--- start RECORDS PROVIDED ---

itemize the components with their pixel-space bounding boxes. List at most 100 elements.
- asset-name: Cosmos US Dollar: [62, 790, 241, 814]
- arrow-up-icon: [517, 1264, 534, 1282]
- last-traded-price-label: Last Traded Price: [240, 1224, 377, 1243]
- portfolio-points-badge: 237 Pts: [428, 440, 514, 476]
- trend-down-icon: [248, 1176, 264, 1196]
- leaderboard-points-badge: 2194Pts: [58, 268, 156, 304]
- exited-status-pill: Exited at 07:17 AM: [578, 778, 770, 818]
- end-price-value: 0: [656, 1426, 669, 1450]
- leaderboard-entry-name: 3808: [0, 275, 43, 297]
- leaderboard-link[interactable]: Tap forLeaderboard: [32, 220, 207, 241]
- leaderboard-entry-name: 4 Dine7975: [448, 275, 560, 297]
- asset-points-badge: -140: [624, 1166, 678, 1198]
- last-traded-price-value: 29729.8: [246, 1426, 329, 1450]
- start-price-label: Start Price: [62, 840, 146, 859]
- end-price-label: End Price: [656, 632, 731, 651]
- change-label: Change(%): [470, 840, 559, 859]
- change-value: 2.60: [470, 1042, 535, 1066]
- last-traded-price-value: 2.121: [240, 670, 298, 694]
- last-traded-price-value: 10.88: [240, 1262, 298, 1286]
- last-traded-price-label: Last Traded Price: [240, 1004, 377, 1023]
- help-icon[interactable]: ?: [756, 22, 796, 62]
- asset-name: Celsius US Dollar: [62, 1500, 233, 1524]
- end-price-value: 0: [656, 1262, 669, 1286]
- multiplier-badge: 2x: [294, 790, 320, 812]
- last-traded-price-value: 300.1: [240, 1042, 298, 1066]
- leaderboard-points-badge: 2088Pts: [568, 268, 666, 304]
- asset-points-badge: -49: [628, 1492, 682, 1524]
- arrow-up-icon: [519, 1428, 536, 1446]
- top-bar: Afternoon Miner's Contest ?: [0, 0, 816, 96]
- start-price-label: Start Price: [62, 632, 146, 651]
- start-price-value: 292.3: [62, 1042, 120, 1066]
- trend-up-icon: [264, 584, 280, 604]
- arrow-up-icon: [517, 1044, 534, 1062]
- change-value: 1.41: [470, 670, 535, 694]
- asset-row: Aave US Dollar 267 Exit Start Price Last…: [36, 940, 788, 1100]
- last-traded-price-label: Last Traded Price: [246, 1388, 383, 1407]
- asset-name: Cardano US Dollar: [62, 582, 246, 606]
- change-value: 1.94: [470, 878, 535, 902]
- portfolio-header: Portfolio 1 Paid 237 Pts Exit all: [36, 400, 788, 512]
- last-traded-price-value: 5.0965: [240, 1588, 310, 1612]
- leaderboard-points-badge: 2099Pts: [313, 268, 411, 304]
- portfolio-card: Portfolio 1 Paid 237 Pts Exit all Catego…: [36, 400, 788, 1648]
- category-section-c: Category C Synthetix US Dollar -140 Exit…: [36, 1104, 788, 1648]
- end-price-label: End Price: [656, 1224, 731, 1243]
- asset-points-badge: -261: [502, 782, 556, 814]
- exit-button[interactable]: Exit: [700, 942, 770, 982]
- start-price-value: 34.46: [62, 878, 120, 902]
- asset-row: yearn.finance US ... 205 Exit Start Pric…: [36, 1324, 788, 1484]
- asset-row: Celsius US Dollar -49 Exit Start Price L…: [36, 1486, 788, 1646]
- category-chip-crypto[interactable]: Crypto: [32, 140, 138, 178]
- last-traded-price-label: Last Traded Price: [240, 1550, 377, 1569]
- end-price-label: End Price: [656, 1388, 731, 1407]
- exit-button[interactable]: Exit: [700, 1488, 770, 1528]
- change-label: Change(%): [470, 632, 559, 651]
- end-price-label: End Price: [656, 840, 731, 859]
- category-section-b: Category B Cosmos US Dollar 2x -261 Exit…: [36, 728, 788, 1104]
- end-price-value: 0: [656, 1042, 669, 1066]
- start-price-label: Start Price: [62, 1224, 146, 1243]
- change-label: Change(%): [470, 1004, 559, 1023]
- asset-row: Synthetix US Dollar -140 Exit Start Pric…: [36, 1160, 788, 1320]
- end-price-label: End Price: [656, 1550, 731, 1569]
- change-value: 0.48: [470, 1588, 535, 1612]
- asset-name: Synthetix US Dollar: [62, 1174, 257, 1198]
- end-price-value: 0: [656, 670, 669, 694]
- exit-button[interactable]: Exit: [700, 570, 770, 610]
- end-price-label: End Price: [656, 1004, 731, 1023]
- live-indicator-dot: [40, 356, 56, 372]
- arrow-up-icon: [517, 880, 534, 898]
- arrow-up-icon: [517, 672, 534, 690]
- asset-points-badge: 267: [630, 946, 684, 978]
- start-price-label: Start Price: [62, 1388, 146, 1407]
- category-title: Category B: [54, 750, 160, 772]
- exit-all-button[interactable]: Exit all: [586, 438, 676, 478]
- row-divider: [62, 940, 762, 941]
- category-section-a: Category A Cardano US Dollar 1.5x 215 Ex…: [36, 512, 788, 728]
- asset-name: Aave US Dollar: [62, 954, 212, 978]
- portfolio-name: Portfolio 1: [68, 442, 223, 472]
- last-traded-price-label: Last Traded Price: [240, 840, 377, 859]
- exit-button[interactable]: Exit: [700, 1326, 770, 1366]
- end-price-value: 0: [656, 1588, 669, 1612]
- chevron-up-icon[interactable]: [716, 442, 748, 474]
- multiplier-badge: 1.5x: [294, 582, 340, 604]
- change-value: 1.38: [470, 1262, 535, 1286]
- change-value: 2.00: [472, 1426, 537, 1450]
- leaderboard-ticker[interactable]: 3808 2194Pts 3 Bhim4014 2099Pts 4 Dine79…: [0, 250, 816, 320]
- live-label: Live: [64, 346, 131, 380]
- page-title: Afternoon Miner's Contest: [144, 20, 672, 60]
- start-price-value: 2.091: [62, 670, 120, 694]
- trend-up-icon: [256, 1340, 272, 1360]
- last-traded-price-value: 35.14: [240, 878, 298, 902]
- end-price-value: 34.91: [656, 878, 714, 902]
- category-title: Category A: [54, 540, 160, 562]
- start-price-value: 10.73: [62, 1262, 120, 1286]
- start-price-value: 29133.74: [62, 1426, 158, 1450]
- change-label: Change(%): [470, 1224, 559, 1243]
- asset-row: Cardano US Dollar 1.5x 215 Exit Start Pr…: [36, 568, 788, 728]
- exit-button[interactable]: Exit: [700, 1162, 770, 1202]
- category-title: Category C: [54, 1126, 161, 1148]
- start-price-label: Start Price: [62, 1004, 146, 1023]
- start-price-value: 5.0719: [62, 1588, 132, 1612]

--- end RECORDS PROVIDED ---

## WHAT YOU SHOULD DO
Copy the records from their first line through the line containing "- leaderboard-link[interactable]: Tap", including both of those lines, exactly as they appear.

## WORKED SOLUTION
itemize the components with their pixel-space bounding boxes. List at most 100 elements.
- asset-name: Cosmos US Dollar: [62, 790, 241, 814]
- arrow-up-icon: [517, 1264, 534, 1282]
- last-traded-price-label: Last Traded Price: [240, 1224, 377, 1243]
- portfolio-points-badge: 237 Pts: [428, 440, 514, 476]
- trend-down-icon: [248, 1176, 264, 1196]
- leaderboard-points-badge: 2194Pts: [58, 268, 156, 304]
- exited-status-pill: Exited at 07:17 AM: [578, 778, 770, 818]
- end-price-value: 0: [656, 1426, 669, 1450]
- leaderboard-entry-name: 3808: [0, 275, 43, 297]
- leaderboard-link[interactable]: Tap forLeaderboard: [32, 220, 207, 241]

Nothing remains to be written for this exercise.